--- Exercise aim ---
Exclude the pictures, then quote exactly the lines from the one holding "Convert this chart" through the last line of the records.

--- Material shown ---
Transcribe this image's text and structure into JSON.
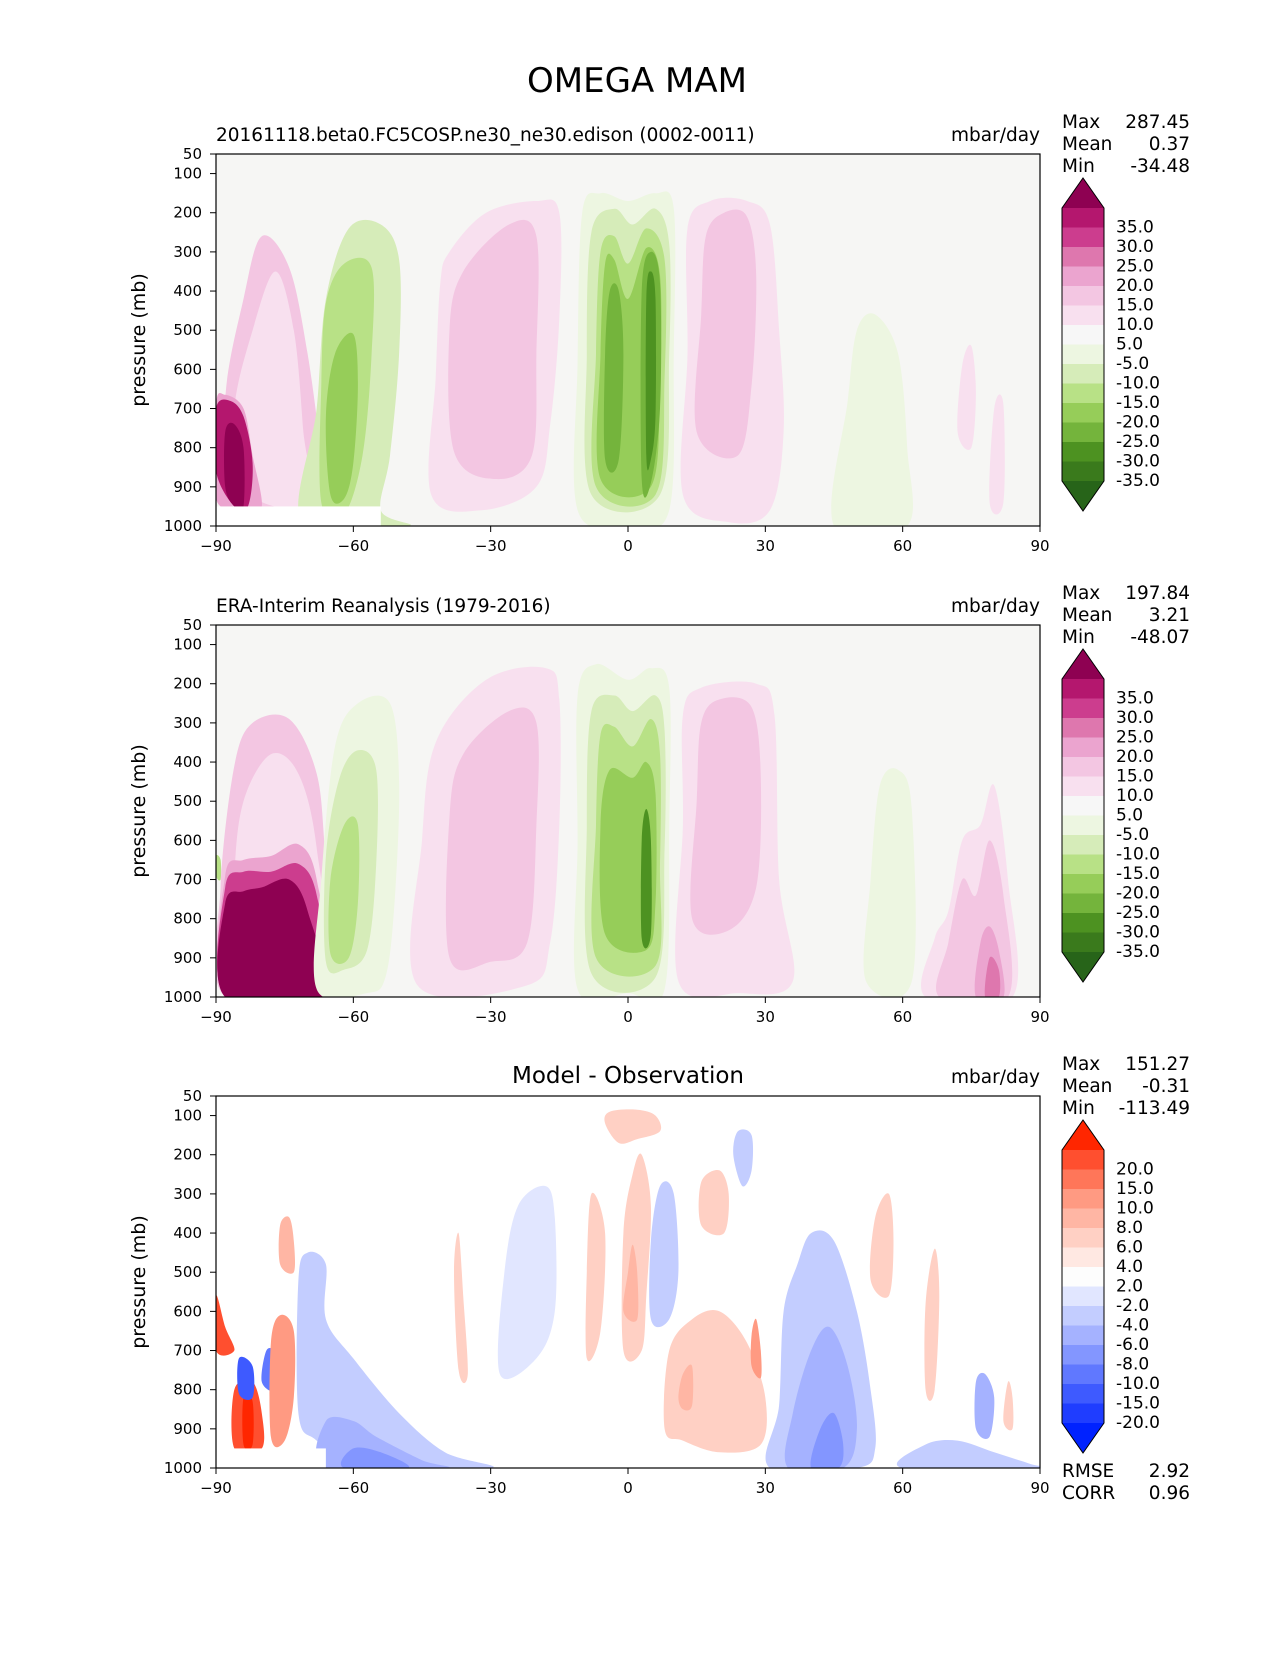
{
  "figure": {
    "title": "OMEGA MAM"
  },
  "panels": [
    {
      "title_left": "20161118.beta0.FC5COSP.ne30_ne30.edison (0002-0011)",
      "title_center": "",
      "units": "mbar/day",
      "stats": [
        {
          "label": "Max",
          "value": "287.45"
        },
        {
          "label": "Mean",
          "value": "0.37"
        },
        {
          "label": "Min",
          "value": "-34.48"
        }
      ]
    },
    {
      "title_left": "ERA-Interim Reanalysis (1979-2016)",
      "title_center": "",
      "units": "mbar/day",
      "stats": [
        {
          "label": "Max",
          "value": "197.84"
        },
        {
          "label": "Mean",
          "value": "3.21"
        },
        {
          "label": "Min",
          "value": "-48.07"
        }
      ]
    },
    {
      "title_left": "",
      "title_center": "Model - Observation",
      "units": "mbar/day",
      "stats": [
        {
          "label": "Max",
          "value": "151.27"
        },
        {
          "label": "Mean",
          "value": "-0.31"
        },
        {
          "label": "Min",
          "value": "-113.49"
        }
      ],
      "extra_stats": [
        {
          "label": "RMSE",
          "value": "2.92"
        },
        {
          "label": "CORR",
          "value": "0.96"
        }
      ]
    }
  ],
  "colorbars": {
    "main": {
      "labels": [
        "35.0",
        "30.0",
        "25.0",
        "20.0",
        "15.0",
        "10.0",
        "5.0",
        "-5.0",
        "-10.0",
        "-15.0",
        "-20.0",
        "-25.0",
        "-30.0",
        "-35.0"
      ],
      "colors": [
        "#8e0152",
        "#b4176e",
        "#cc3d8e",
        "#de77ae",
        "#eba4cf",
        "#f3c6e2",
        "#f8e0ef",
        "#f7f7f7",
        "#edf6e1",
        "#d6ecb9",
        "#b8e186",
        "#96cd59",
        "#74b43c",
        "#4d9221",
        "#3a7a1c",
        "#276419"
      ]
    },
    "diff": {
      "labels": [
        "20.0",
        "15.0",
        "10.0",
        "8.0",
        "6.0",
        "4.0",
        "2.0",
        "-2.0",
        "-4.0",
        "-6.0",
        "-8.0",
        "-10.0",
        "-15.0",
        "-20.0"
      ],
      "colors": [
        "#ff2600",
        "#ff4f2f",
        "#ff7659",
        "#ff9a82",
        "#ffb6a4",
        "#ffd0c4",
        "#ffe8e2",
        "#fdfdfd",
        "#e1e6ff",
        "#c3cdff",
        "#a5b2ff",
        "#8396ff",
        "#6078ff",
        "#3e5aff",
        "#1f3dff",
        "#0022ff"
      ]
    }
  },
  "chart_data": [
    {
      "type": "heatmap",
      "title": "20161118.beta0.FC5COSP.ne30_ne30.edison (0002-0011)",
      "units": "mbar/day",
      "xlabel": "",
      "ylabel": "pressure (mb)",
      "xlim": [
        -90,
        90
      ],
      "ylim": [
        1000,
        50
      ],
      "xticks": [
        -90,
        -60,
        -30,
        0,
        30,
        60,
        90
      ],
      "yticks": [
        50,
        100,
        200,
        300,
        400,
        500,
        600,
        700,
        800,
        900,
        1000
      ],
      "features": [
        {
          "lat": -84,
          "p": 820,
          "value": 40
        },
        {
          "lat": -62,
          "p": 650,
          "value": -18
        },
        {
          "lat": -25,
          "p": 550,
          "value": 10
        },
        {
          "lat": 5,
          "p": 550,
          "value": -32
        },
        {
          "lat": 20,
          "p": 400,
          "value": 16
        },
        {
          "lat": 55,
          "p": 800,
          "value": -6
        }
      ]
    },
    {
      "type": "heatmap",
      "title": "ERA-Interim Reanalysis (1979-2016)",
      "units": "mbar/day",
      "xlabel": "",
      "ylabel": "pressure (mb)",
      "xlim": [
        -90,
        90
      ],
      "ylim": [
        1000,
        50
      ],
      "xticks": [
        -90,
        -60,
        -30,
        0,
        30,
        60,
        90
      ],
      "yticks": [
        50,
        100,
        200,
        300,
        400,
        500,
        600,
        700,
        800,
        900,
        1000
      ],
      "features": [
        {
          "lat": -77,
          "p": 880,
          "value": 40
        },
        {
          "lat": -64,
          "p": 700,
          "value": -16
        },
        {
          "lat": -28,
          "p": 550,
          "value": 9
        },
        {
          "lat": 2,
          "p": 550,
          "value": -30
        },
        {
          "lat": 20,
          "p": 400,
          "value": 15
        },
        {
          "lat": 78,
          "p": 900,
          "value": 22
        }
      ]
    },
    {
      "type": "heatmap",
      "title": "Model - Observation",
      "units": "mbar/day",
      "xlabel": "",
      "ylabel": "pressure (mb)",
      "xlim": [
        -90,
        90
      ],
      "ylim": [
        1000,
        50
      ],
      "xticks": [
        -90,
        -60,
        -30,
        0,
        30,
        60,
        90
      ],
      "yticks": [
        50,
        100,
        200,
        300,
        400,
        500,
        600,
        700,
        800,
        900,
        1000
      ],
      "features": [
        {
          "lat": -85,
          "p": 880,
          "value": 20
        },
        {
          "lat": -82,
          "p": 760,
          "value": -20
        },
        {
          "lat": -25,
          "p": 500,
          "value": -3
        },
        {
          "lat": 0,
          "p": 450,
          "value": 8
        },
        {
          "lat": 28,
          "p": 700,
          "value": 8
        },
        {
          "lat": 45,
          "p": 850,
          "value": -6
        }
      ]
    }
  ]
}
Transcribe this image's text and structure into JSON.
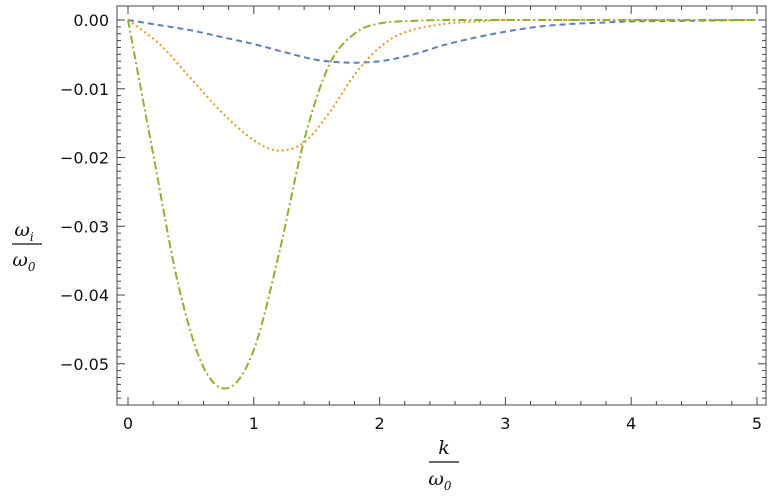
{
  "chart_data": {
    "type": "line",
    "xlabel": {
      "num": "k",
      "den_main": "ω",
      "den_sub": "0"
    },
    "ylabel": {
      "num_main": "ω",
      "num_sub": "i",
      "den_main": "ω",
      "den_sub": "0"
    },
    "xlim": [
      0,
      5
    ],
    "ylim": [
      -0.056,
      0.002
    ],
    "xticks": [
      0,
      1,
      2,
      3,
      4,
      5
    ],
    "xtick_labels": [
      "0",
      "1",
      "2",
      "3",
      "4",
      "5"
    ],
    "yticks": [
      0.0,
      -0.01,
      -0.02,
      -0.03,
      -0.04,
      -0.05
    ],
    "ytick_labels": [
      "0.00",
      "−0.01",
      "−0.02",
      "−0.03",
      "−0.04",
      "−0.05"
    ],
    "grid": false,
    "frame": true,
    "series": [
      {
        "color": "#5e81b5",
        "dash": "dashed",
        "x": [
          0,
          0.25,
          0.5,
          0.75,
          1.0,
          1.25,
          1.5,
          1.75,
          2.0,
          2.25,
          2.5,
          2.75,
          3.0,
          3.25,
          3.5,
          3.75,
          4.0,
          4.5,
          5.0
        ],
        "y": [
          0,
          -0.00075,
          -0.0015,
          -0.0025,
          -0.0035,
          -0.0047,
          -0.0058,
          -0.0062,
          -0.006,
          -0.0051,
          -0.0037,
          -0.0026,
          -0.0017,
          -0.001,
          -0.0006,
          -0.0004,
          -0.0002,
          -0.0001,
          0
        ]
      },
      {
        "color": "#e19c24",
        "dash": "dotted",
        "x": [
          0,
          0.25,
          0.5,
          0.75,
          1.0,
          1.2,
          1.4,
          1.6,
          1.8,
          2.0,
          2.2,
          2.5,
          2.8,
          3.0,
          3.5,
          4.0,
          5.0
        ],
        "y": [
          0,
          -0.0035,
          -0.0085,
          -0.0135,
          -0.0175,
          -0.019,
          -0.0178,
          -0.0135,
          -0.008,
          -0.004,
          -0.0018,
          -0.0006,
          -0.0002,
          0,
          0,
          0,
          0
        ]
      },
      {
        "color": "#8fb032",
        "dash": "dashdot",
        "x": [
          0,
          0.2,
          0.4,
          0.6,
          0.8,
          1.0,
          1.2,
          1.4,
          1.6,
          1.8,
          2.0,
          2.3,
          2.6,
          3.0,
          4.0,
          5.0
        ],
        "y": [
          0,
          -0.0195,
          -0.0385,
          -0.0505,
          -0.0535,
          -0.048,
          -0.034,
          -0.0175,
          -0.0065,
          -0.002,
          -0.0005,
          -0.0001,
          0,
          0,
          0,
          0
        ]
      }
    ]
  }
}
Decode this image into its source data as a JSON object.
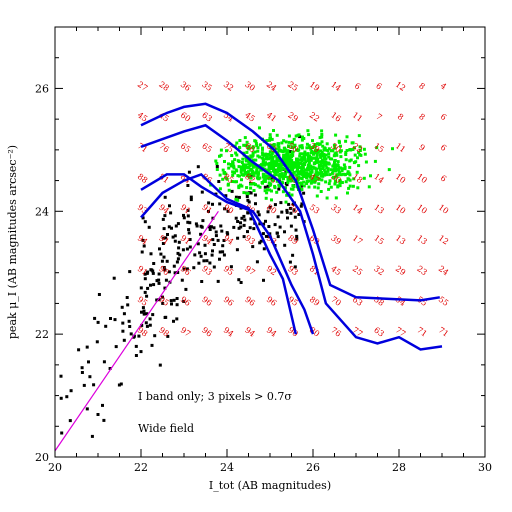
{
  "chart_data": {
    "type": "scatter",
    "xlabel": "I_tot (AB magnitudes)",
    "ylabel": "peak μ_I (AB magnitudes arcsec⁻²)",
    "xlim": [
      20,
      30
    ],
    "ylim": [
      20,
      27
    ],
    "x_ticks": [
      20,
      22,
      24,
      26,
      28,
      30
    ],
    "y_ticks": [
      20,
      22,
      24,
      26
    ],
    "x_tick_labels": [
      "20",
      "22",
      "24",
      "26",
      "28",
      "30"
    ],
    "y_tick_labels": [
      "20",
      "22",
      "24",
      "26"
    ],
    "grid": false,
    "annotations": [
      "I band only; 3 pixels > 0.7σ",
      "Wide field"
    ],
    "colors": {
      "black_points": "#000000",
      "green_points": "#00ee00",
      "blue_curves": "#0000dd",
      "magenta_line": "#dd00dd",
      "grid_numbers": "#e00000"
    },
    "black_points_note": "scattered detections spanning I_tot 20–26, peak μ 20.3–26",
    "green_points_note": "dense cloud centred near I_tot≈25.5, peak μ≈24.7",
    "magenta_line": [
      [
        20,
        20.1
      ],
      [
        23.8,
        24.0
      ]
    ],
    "blue_curves": [
      [
        [
          22,
          25.4
        ],
        [
          22.6,
          25.6
        ],
        [
          23,
          25.7
        ],
        [
          23.5,
          25.75
        ],
        [
          24,
          25.6
        ],
        [
          24.6,
          25.3
        ],
        [
          25.1,
          25.0
        ],
        [
          25.6,
          24.5
        ],
        [
          26,
          23.7
        ],
        [
          26.4,
          22.8
        ],
        [
          27.0,
          22.6
        ],
        [
          28.5,
          22.55
        ],
        [
          28.95,
          22.6
        ]
      ],
      [
        [
          22,
          25.05
        ],
        [
          22.6,
          25.2
        ],
        [
          23,
          25.3
        ],
        [
          23.5,
          25.4
        ],
        [
          24,
          25.15
        ],
        [
          24.6,
          24.8
        ],
        [
          25.2,
          24.5
        ],
        [
          25.7,
          24.0
        ],
        [
          26.0,
          23.3
        ],
        [
          26.3,
          22.5
        ],
        [
          27.0,
          21.95
        ],
        [
          27.5,
          21.85
        ],
        [
          28.0,
          21.95
        ],
        [
          28.5,
          21.75
        ],
        [
          29.0,
          21.8
        ]
      ],
      [
        [
          22,
          23.9
        ],
        [
          22.5,
          24.3
        ],
        [
          23,
          24.5
        ],
        [
          23.4,
          24.6
        ],
        [
          24,
          24.2
        ],
        [
          24.5,
          24.05
        ],
        [
          25,
          23.3
        ],
        [
          25.3,
          22.9
        ],
        [
          25.6,
          22.0
        ]
      ],
      [
        [
          22,
          24.35
        ],
        [
          22.6,
          24.6
        ],
        [
          23,
          24.6
        ],
        [
          23.4,
          24.4
        ],
        [
          24,
          24.15
        ],
        [
          24.6,
          24.0
        ],
        [
          25.0,
          23.6
        ],
        [
          25.5,
          22.8
        ],
        [
          25.8,
          22.4
        ],
        [
          26.0,
          22.0
        ]
      ]
    ],
    "completeness_grid": {
      "x": [
        22,
        22.5,
        23,
        23.5,
        24,
        24.5,
        25,
        25.5,
        26,
        26.5,
        27,
        27.5,
        28,
        28.5,
        29
      ],
      "rows": [
        {
          "y": 26,
          "values": [
            "27",
            "28",
            "36",
            "35",
            "32",
            "30",
            "24",
            "25",
            "19",
            "14",
            "6",
            "6",
            "12",
            "8",
            "4"
          ]
        },
        {
          "y": 25.5,
          "values": [
            "45",
            "45",
            "60",
            "63",
            "54",
            "45",
            "41",
            "29",
            "22",
            "16",
            "11",
            "7",
            "8",
            "8",
            "6"
          ]
        },
        {
          "y": 25,
          "values": [
            "71",
            "76",
            "65",
            "65",
            "75",
            "66",
            "63",
            "50",
            "39",
            "30",
            "22",
            "15",
            "11",
            "9",
            "6"
          ]
        },
        {
          "y": 24.5,
          "values": [
            "88",
            "81",
            "84",
            "86",
            "85",
            "82",
            "75",
            "63",
            "47",
            "30",
            "18",
            "14",
            "10",
            "10",
            "6"
          ]
        },
        {
          "y": 24,
          "values": [
            "93",
            "94",
            "91",
            "91",
            "90",
            "90",
            "80",
            "70",
            "53",
            "33",
            "14",
            "13",
            "10",
            "10",
            "10"
          ]
        },
        {
          "y": 23.5,
          "values": [
            "94",
            "91",
            "91",
            "94",
            "94",
            "93",
            "93",
            "89",
            "69",
            "39",
            "17",
            "15",
            "13",
            "13",
            "12"
          ]
        },
        {
          "y": 23,
          "values": [
            "91",
            "96",
            "96",
            "93",
            "95",
            "97",
            "92",
            "93",
            "81",
            "45",
            "25",
            "32",
            "29",
            "23",
            "24"
          ]
        },
        {
          "y": 22.5,
          "values": [
            "95",
            "95",
            "96",
            "96",
            "96",
            "96",
            "96",
            "95",
            "89",
            "70",
            "63",
            "58",
            "54",
            "55",
            "55"
          ]
        },
        {
          "y": 22,
          "values": [
            "98",
            "98",
            "97",
            "96",
            "94",
            "94",
            "94",
            "90",
            "80",
            "76",
            "77",
            "63",
            "77",
            "71",
            "71"
          ]
        }
      ]
    }
  }
}
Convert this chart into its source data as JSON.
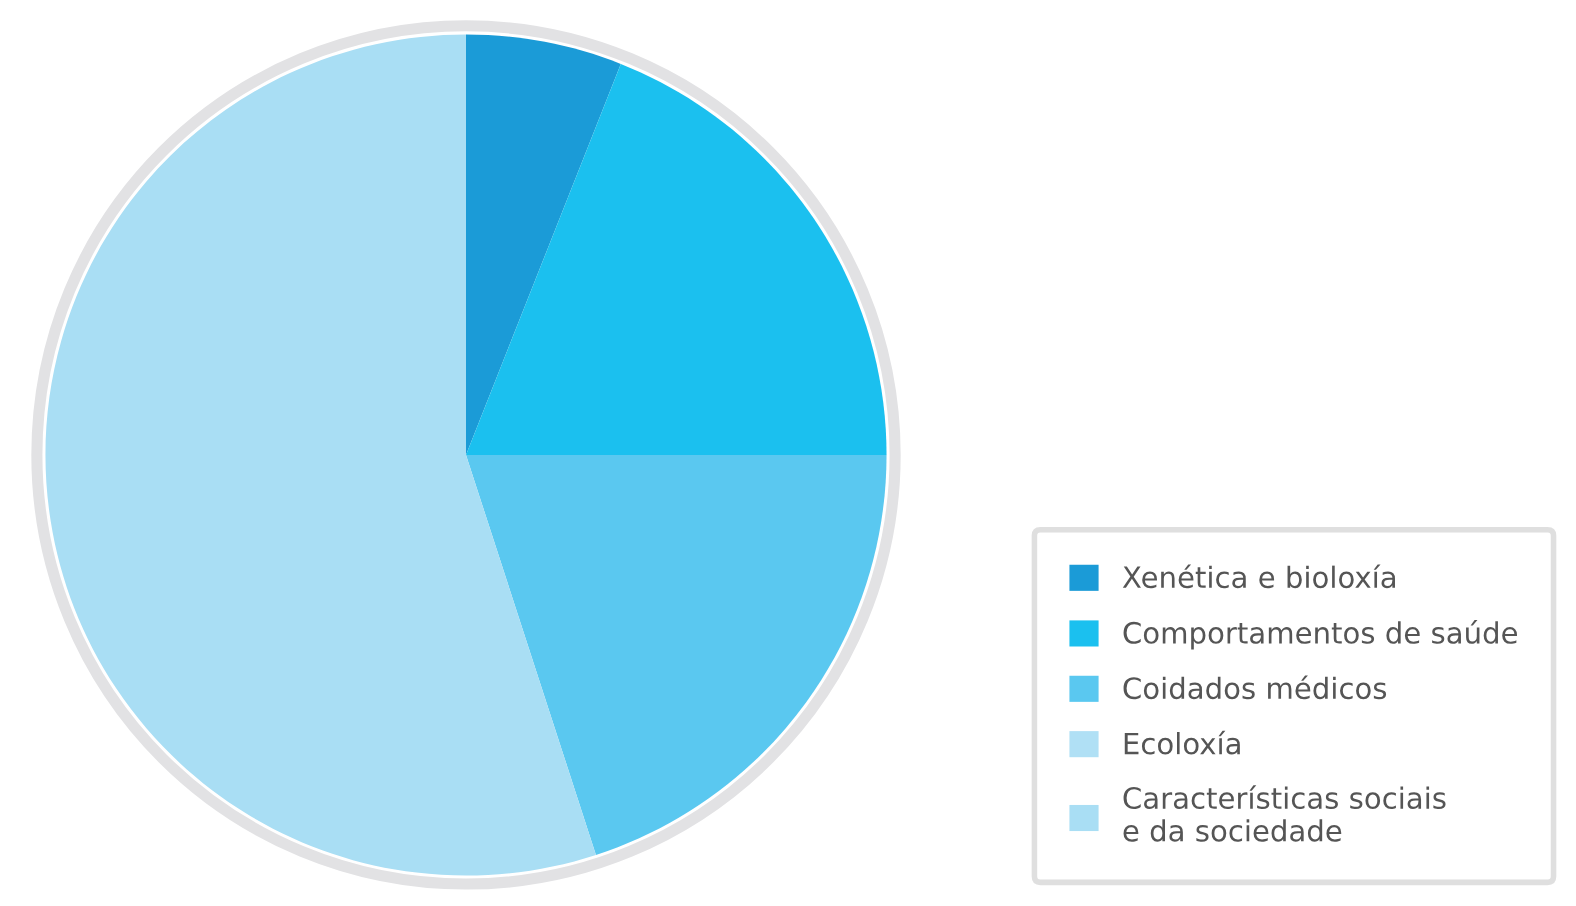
{
  "chart_data": {
    "type": "pie",
    "categories": [
      "Xenética e bioloxía",
      "Comportamentos de saúde",
      "Coidados médicos",
      "Ecoloxía",
      "Características sociais\ne da sociedade"
    ],
    "values": [
      6,
      19,
      20,
      null,
      55
    ],
    "colors": [
      "#1b9bd7",
      "#1bc0ef",
      "#5ac8f0",
      "#b0e0f5",
      "#a9def4"
    ],
    "legend": "bottom right"
  }
}
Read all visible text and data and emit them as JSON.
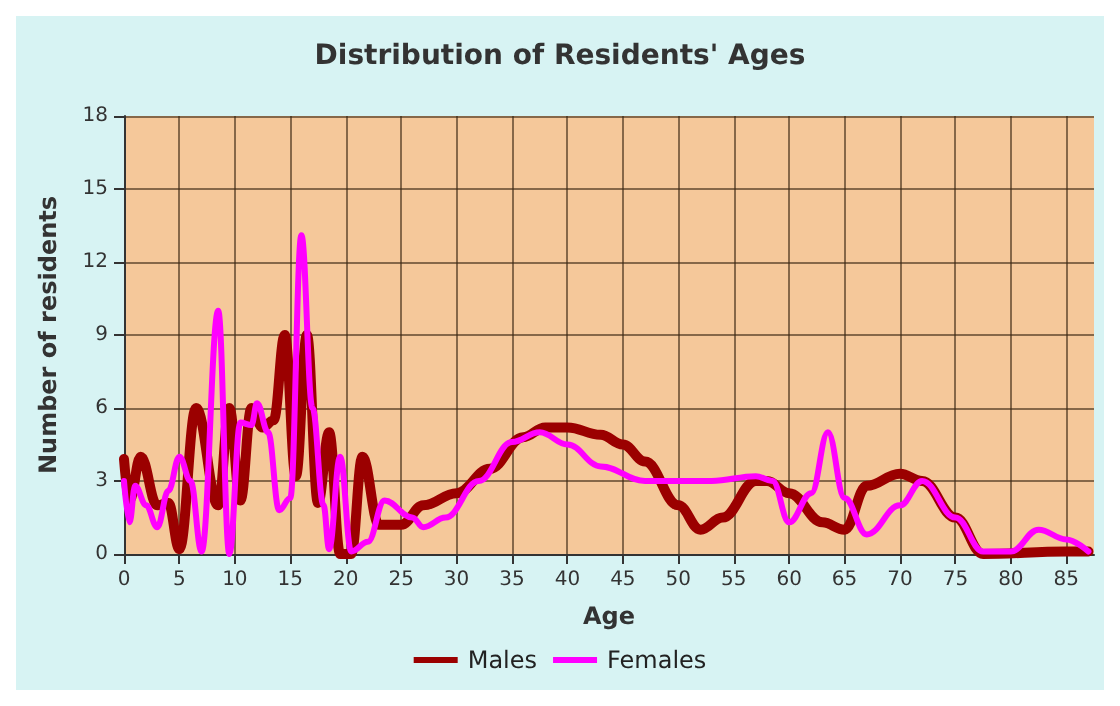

--- Problem solution ---
Convert this chart into its source data as JSON.
{
  "chart_data": {
    "type": "pie",
    "categories": [
      "Xenética e bioloxía",
      "Comportamentos de saúde",
      "Coidados médicos",
      "Ecoloxía",
      "Características sociais\ne da sociedade"
    ],
    "values": [
      6,
      19,
      20,
      null,
      55
    ],
    "colors": [
      "#1b9bd7",
      "#1bc0ef",
      "#5ac8f0",
      "#b0e0f5",
      "#a9def4"
    ],
    "legend": "bottom right"
  }
}
Read all visible text and data and emit them as JSON.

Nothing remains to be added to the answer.